Work required >> Copy out each line that mentions the word "Frame".

Dataset entries on figures:

--- --- ---

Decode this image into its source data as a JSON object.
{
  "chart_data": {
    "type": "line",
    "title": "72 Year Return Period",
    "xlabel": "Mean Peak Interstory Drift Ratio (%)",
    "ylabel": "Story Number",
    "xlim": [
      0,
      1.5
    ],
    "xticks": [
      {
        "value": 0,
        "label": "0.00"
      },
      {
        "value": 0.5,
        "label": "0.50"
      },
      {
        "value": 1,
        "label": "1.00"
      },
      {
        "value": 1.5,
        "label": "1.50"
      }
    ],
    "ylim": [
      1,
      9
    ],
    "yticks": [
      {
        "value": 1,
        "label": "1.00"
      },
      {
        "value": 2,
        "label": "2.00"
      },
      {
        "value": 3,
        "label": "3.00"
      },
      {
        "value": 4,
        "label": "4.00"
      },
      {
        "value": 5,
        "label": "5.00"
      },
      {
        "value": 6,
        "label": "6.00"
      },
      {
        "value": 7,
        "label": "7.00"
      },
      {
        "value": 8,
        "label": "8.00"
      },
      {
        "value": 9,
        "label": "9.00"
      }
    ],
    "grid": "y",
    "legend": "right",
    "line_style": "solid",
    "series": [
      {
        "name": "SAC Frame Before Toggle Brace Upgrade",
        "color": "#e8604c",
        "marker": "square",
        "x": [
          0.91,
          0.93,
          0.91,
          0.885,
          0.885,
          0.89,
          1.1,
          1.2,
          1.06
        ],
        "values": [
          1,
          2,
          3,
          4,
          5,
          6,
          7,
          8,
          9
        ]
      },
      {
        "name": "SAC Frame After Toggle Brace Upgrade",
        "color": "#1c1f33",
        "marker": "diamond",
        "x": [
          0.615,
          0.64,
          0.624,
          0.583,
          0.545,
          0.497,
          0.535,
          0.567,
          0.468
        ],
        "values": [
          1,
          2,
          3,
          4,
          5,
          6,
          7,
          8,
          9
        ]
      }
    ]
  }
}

--- --- ---

Result for this exercise >>
        "name": "SAC Frame Before Toggle Brace Upgrade",
        "name": "SAC Frame After Toggle Brace Upgrade",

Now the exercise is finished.